• Written instruction
Print the records below exactly as they appear.

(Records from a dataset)
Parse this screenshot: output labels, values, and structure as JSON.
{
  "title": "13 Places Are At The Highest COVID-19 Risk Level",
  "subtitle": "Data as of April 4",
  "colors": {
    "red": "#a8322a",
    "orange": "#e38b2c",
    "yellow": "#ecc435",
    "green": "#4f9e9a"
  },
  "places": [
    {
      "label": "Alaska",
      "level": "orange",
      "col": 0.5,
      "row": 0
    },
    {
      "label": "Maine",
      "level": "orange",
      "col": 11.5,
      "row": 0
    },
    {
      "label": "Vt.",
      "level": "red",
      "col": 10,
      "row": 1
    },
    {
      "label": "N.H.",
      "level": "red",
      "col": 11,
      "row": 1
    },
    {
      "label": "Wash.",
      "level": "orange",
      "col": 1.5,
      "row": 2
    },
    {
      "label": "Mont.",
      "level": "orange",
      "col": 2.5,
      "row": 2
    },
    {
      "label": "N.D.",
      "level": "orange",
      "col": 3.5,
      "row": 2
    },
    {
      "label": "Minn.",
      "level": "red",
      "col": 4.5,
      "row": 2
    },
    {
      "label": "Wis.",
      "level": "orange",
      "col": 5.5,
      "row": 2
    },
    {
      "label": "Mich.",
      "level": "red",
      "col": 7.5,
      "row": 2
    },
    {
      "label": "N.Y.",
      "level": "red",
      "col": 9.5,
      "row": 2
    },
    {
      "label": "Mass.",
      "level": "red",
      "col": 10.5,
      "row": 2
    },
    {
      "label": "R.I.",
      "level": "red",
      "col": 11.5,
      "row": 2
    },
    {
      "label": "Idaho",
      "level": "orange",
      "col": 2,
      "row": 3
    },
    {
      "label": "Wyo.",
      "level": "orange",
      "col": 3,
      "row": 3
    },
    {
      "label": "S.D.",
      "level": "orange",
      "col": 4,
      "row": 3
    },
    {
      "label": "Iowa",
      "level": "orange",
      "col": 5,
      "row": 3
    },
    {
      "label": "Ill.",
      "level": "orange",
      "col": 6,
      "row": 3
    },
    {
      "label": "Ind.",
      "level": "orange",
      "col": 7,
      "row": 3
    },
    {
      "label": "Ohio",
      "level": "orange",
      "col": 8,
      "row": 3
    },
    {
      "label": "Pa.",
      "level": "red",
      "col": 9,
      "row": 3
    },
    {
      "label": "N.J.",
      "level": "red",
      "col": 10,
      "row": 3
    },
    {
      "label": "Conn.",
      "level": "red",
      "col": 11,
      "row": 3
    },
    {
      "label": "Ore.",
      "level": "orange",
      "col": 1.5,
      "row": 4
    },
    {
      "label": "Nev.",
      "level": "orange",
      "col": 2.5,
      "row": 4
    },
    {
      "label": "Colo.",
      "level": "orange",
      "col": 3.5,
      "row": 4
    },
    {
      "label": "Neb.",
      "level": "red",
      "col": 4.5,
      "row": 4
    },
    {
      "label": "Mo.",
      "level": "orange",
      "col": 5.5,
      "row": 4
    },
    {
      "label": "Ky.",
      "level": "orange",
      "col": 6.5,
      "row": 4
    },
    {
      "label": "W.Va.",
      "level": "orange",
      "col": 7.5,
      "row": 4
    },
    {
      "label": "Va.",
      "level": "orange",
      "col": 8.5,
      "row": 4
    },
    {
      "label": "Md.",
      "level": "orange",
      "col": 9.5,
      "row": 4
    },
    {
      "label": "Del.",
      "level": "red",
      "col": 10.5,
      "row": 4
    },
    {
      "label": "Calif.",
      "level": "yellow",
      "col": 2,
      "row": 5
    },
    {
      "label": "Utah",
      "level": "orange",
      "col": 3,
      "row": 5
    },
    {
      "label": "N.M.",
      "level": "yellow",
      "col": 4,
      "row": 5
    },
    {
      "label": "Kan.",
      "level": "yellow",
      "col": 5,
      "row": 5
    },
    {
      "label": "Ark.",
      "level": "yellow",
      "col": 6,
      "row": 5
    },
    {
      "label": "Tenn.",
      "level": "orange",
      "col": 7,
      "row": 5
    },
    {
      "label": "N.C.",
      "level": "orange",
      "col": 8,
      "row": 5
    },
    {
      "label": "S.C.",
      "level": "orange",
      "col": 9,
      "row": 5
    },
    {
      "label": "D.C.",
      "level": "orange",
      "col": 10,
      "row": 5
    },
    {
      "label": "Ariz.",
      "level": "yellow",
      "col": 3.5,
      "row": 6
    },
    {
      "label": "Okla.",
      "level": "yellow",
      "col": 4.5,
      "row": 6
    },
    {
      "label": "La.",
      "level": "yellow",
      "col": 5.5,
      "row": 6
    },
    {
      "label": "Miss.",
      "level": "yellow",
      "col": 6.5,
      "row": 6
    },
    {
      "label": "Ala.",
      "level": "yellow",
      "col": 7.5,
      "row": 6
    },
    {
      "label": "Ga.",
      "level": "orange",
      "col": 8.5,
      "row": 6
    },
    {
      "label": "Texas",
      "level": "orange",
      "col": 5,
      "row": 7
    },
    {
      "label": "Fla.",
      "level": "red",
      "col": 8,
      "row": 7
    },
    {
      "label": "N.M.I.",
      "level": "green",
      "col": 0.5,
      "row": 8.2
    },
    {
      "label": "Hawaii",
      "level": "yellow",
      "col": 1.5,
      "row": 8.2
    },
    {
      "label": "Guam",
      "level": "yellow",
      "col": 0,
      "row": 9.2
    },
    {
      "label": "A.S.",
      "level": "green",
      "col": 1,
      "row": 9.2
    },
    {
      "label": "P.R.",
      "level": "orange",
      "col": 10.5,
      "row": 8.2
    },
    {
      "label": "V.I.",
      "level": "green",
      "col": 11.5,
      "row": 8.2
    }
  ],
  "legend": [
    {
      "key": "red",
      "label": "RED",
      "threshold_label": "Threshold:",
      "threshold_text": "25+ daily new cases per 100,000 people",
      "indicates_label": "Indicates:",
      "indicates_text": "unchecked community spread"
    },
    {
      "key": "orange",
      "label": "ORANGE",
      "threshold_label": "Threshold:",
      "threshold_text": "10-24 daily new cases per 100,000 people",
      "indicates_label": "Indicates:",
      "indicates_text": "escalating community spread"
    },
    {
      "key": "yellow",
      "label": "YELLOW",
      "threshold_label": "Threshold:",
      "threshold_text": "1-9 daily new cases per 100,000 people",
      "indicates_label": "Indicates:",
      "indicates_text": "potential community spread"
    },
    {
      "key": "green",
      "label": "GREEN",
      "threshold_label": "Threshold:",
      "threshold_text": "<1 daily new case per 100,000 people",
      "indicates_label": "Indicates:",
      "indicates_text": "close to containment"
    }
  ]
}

• Exercise answer
Parse this screenshot: output labels, values, and structure as JSON.
{
  "title": "13 Places Are At The Highest COVID-19 Risk Level",
  "subtitle": "Data as of April 4",
  "colors": {
    "red": "#a8322a",
    "orange": "#e38b2c",
    "yellow": "#ecc435",
    "green": "#4f9e9a"
  },
  "places": [
    {
      "label": "Alaska",
      "level": "orange",
      "col": 0.5,
      "row": 0
    },
    {
      "label": "Maine",
      "level": "orange",
      "col": 11.5,
      "row": 0
    },
    {
      "label": "Vt.",
      "level": "red",
      "col": 10,
      "row": 1
    },
    {
      "label": "N.H.",
      "level": "red",
      "col": 11,
      "row": 1
    },
    {
      "label": "Wash.",
      "level": "orange",
      "col": 1.5,
      "row": 2
    },
    {
      "label": "Mont.",
      "level": "orange",
      "col": 2.5,
      "row": 2
    },
    {
      "label": "N.D.",
      "level": "orange",
      "col": 3.5,
      "row": 2
    },
    {
      "label": "Minn.",
      "level": "red",
      "col": 4.5,
      "row": 2
    },
    {
      "label": "Wis.",
      "level": "orange",
      "col": 5.5,
      "row": 2
    },
    {
      "label": "Mich.",
      "level": "red",
      "col": 7.5,
      "row": 2
    },
    {
      "label": "N.Y.",
      "level": "red",
      "col": 9.5,
      "row": 2
    },
    {
      "label": "Mass.",
      "level": "red",
      "col": 10.5,
      "row": 2
    },
    {
      "label": "R.I.",
      "level": "red",
      "col": 11.5,
      "row": 2
    },
    {
      "label": "Idaho",
      "level": "orange",
      "col": 2,
      "row": 3
    },
    {
      "label": "Wyo.",
      "level": "orange",
      "col": 3,
      "row": 3
    },
    {
      "label": "S.D.",
      "level": "orange",
      "col": 4,
      "row": 3
    },
    {
      "label": "Iowa",
      "level": "orange",
      "col": 5,
      "row": 3
    },
    {
      "label": "Ill.",
      "level": "orange",
      "col": 6,
      "row": 3
    },
    {
      "label": "Ind.",
      "level": "orange",
      "col": 7,
      "row": 3
    },
    {
      "label": "Ohio",
      "level": "orange",
      "col": 8,
      "row": 3
    },
    {
      "label": "Pa.",
      "level": "red",
      "col": 9,
      "row": 3
    },
    {
      "label": "N.J.",
      "level": "red",
      "col": 10,
      "row": 3
    },
    {
      "label": "Conn.",
      "level": "red",
      "col": 11,
      "row": 3
    },
    {
      "label": "Ore.",
      "level": "orange",
      "col": 1.5,
      "row": 4
    },
    {
      "label": "Nev.",
      "level": "orange",
      "col": 2.5,
      "row": 4
    },
    {
      "label": "Colo.",
      "level": "orange",
      "col": 3.5,
      "row": 4
    },
    {
      "label": "Neb.",
      "level": "red",
      "col": 4.5,
      "row": 4
    },
    {
      "label": "Mo.",
      "level": "orange",
      "col": 5.5,
      "row": 4
    },
    {
      "label": "Ky.",
      "level": "orange",
      "col": 6.5,
      "row": 4
    },
    {
      "label": "W.Va.",
      "level": "orange",
      "col": 7.5,
      "row": 4
    },
    {
      "label": "Va.",
      "level": "orange",
      "col": 8.5,
      "row": 4
    },
    {
      "label": "Md.",
      "level": "orange",
      "col": 9.5,
      "row": 4
    },
    {
      "label": "Del.",
      "level": "red",
      "col": 10.5,
      "row": 4
    },
    {
      "label": "Calif.",
      "level": "yellow",
      "col": 2,
      "row": 5
    },
    {
      "label": "Utah",
      "level": "orange",
      "col": 3,
      "row": 5
    },
    {
      "label": "N.M.",
      "level": "yellow",
      "col": 4,
      "row": 5
    },
    {
      "label": "Kan.",
      "level": "yellow",
      "col": 5,
      "row": 5
    },
    {
      "label": "Ark.",
      "level": "yellow",
      "col": 6,
      "row": 5
    },
    {
      "label": "Tenn.",
      "level": "orange",
      "col": 7,
      "row": 5
    },
    {
      "label": "N.C.",
      "level": "orange",
      "col": 8,
      "row": 5
    },
    {
      "label": "S.C.",
      "level": "orange",
      "col": 9,
      "row": 5
    },
    {
      "label": "D.C.",
      "level": "orange",
      "col": 10,
      "row": 5
    },
    {
      "label": "Ariz.",
      "level": "yellow",
      "col": 3.5,
      "row": 6
    },
    {
      "label": "Okla.",
      "level": "yellow",
      "col": 4.5,
      "row": 6
    },
    {
      "label": "La.",
      "level": "yellow",
      "col": 5.5,
      "row": 6
    },
    {
      "label": "Miss.",
      "level": "yellow",
      "col": 6.5,
      "row": 6
    },
    {
      "label": "Ala.",
      "level": "yellow",
      "col": 7.5,
      "row": 6
    },
    {
      "label": "Ga.",
      "level": "orange",
      "col": 8.5,
      "row": 6
    },
    {
      "label": "Texas",
      "level": "orange",
      "col": 5,
      "row": 7
    },
    {
      "label": "Fla.",
      "level": "red",
      "col": 8,
      "row": 7
    },
    {
      "label": "N.M.I.",
      "level": "green",
      "col": 0.5,
      "row": 8.2
    },
    {
      "label": "Hawaii",
      "level": "yellow",
      "col": 1.5,
      "row": 8.2
    },
    {
      "label": "Guam",
      "level": "yellow",
      "col": 0,
      "row": 9.2
    },
    {
      "label": "A.S.",
      "level": "green",
      "col": 1,
      "row": 9.2
    },
    {
      "label": "P.R.",
      "level": "orange",
      "col": 10.5,
      "row": 8.2
    },
    {
      "label": "V.I.",
      "level": "green",
      "col": 11.5,
      "row": 8.2
    }
  ],
  "legend": [
    {
      "key": "red",
      "label": "RED",
      "threshold_label": "Threshold:",
      "threshold_text": "25+ daily new cases per 100,000 people",
      "indicates_label": "Indicates:",
      "indicates_text": "unchecked community spread"
    },
    {
      "key": "orange",
      "label": "ORANGE",
      "threshold_label": "Threshold:",
      "threshold_text": "10-24 daily new cases per 100,000 people",
      "indicates_label": "Indicates:",
      "indicates_text": "escalating community spread"
    },
    {
      "key": "yellow",
      "label": "YELLOW",
      "threshold_label": "Threshold:",
      "threshold_text": "1-9 daily new cases per 100,000 people",
      "indicates_label": "Indicates:",
      "indicates_text": "potential community spread"
    },
    {
      "key": "green",
      "label": "GREEN",
      "threshold_label": "Threshold:",
      "threshold_text": "<1 daily new case per 100,000 people",
      "indicates_label": "Indicates:",
      "indicates_text": "close to containment"
    }
  ]
}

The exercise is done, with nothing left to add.